What the exercise asks
Copy out each line of the data holding "eine".

Available records

(begin)

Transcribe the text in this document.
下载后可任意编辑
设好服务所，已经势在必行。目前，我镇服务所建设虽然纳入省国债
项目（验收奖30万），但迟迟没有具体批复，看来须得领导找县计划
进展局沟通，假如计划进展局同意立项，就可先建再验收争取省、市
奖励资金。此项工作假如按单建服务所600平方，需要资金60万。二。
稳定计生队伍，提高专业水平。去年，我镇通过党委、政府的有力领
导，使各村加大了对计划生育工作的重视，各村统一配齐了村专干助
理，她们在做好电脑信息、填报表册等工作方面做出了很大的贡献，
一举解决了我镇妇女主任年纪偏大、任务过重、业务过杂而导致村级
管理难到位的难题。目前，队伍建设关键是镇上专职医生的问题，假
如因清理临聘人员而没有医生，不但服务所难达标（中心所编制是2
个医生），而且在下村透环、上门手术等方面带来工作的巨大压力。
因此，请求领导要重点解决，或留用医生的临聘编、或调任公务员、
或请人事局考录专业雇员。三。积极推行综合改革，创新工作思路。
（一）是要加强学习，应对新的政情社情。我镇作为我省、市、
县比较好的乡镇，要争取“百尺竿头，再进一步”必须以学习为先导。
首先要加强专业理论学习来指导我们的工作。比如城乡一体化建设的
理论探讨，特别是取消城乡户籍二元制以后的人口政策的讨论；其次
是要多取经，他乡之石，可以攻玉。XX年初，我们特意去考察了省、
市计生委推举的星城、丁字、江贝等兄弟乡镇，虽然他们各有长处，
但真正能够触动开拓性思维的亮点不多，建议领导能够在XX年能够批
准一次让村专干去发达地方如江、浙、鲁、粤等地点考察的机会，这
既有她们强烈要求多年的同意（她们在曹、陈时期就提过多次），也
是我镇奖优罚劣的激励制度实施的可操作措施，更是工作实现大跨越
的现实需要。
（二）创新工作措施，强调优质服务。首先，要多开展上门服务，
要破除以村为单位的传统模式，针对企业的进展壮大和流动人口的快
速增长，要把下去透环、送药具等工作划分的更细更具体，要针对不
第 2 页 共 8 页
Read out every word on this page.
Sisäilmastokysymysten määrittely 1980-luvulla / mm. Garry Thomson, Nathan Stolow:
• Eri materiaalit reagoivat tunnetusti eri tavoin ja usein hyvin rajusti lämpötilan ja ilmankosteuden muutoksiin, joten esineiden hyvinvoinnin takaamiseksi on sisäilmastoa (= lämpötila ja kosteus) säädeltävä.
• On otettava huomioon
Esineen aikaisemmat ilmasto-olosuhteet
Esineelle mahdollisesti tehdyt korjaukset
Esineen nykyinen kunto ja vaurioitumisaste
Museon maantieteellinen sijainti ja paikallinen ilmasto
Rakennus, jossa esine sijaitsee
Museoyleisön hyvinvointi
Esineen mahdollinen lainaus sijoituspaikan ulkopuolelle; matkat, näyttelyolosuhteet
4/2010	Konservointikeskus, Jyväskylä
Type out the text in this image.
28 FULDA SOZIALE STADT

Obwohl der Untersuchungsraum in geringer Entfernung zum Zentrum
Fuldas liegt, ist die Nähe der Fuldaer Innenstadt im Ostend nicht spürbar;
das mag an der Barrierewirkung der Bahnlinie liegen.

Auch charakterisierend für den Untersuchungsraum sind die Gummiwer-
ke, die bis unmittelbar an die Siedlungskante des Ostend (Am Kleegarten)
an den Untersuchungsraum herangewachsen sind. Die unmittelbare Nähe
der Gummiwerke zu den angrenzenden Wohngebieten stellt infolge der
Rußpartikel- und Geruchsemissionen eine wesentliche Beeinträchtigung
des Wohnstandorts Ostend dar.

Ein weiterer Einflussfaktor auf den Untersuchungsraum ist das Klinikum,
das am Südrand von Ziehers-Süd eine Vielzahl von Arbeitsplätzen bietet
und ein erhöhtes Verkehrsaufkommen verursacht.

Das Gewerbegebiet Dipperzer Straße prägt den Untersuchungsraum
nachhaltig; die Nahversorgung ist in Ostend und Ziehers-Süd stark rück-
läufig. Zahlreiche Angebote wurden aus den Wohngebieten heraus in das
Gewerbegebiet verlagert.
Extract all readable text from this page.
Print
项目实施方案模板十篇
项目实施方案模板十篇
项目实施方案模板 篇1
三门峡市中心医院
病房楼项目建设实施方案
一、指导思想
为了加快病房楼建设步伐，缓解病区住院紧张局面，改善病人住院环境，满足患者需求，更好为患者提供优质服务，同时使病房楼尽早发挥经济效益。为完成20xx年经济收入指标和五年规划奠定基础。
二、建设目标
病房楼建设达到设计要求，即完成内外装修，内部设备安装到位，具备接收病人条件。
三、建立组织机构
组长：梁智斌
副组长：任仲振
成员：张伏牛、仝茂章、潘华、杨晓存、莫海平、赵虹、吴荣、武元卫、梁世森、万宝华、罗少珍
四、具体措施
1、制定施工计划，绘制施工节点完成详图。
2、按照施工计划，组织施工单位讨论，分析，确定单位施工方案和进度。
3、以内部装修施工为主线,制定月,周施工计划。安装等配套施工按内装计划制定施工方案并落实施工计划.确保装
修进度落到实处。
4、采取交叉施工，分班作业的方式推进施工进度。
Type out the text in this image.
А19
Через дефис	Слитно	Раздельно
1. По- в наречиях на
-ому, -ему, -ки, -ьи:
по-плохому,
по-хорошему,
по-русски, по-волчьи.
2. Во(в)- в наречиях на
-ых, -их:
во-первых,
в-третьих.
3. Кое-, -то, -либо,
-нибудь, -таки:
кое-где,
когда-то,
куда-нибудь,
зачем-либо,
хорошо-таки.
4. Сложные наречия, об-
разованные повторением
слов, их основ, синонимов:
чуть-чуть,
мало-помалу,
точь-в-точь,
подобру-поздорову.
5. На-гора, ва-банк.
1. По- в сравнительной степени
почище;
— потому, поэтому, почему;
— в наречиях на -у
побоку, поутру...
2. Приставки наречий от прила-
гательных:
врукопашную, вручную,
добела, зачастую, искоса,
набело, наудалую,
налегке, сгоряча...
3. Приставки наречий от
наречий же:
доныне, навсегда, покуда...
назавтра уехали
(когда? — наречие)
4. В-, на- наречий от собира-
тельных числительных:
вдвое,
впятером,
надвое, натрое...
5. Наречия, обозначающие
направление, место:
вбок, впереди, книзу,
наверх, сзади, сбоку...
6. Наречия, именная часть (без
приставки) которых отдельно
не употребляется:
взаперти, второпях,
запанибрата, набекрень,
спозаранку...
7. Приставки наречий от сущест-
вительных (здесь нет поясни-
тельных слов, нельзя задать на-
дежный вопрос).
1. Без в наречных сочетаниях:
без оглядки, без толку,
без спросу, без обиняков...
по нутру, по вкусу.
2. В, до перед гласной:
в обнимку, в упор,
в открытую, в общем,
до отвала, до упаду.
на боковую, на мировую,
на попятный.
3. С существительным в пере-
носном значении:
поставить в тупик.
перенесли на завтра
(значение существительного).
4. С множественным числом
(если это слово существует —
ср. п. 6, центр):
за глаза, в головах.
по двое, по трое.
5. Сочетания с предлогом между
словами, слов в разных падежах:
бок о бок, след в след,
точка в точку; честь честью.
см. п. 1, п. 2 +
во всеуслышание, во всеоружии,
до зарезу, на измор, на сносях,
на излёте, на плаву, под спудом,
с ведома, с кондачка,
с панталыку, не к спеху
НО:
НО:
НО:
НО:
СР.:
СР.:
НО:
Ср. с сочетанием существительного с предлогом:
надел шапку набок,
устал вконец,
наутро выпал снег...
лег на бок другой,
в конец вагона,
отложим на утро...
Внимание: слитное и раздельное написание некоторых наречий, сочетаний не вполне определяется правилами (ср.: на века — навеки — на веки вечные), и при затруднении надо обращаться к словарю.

(end)

Answer for the task
Rußpartikel- und Geruchsemissionen eine wesentliche Beeinträchtigung
das am Südrand von Ziehers-Süd eine Vielzahl von Arbeitsplätzen bietet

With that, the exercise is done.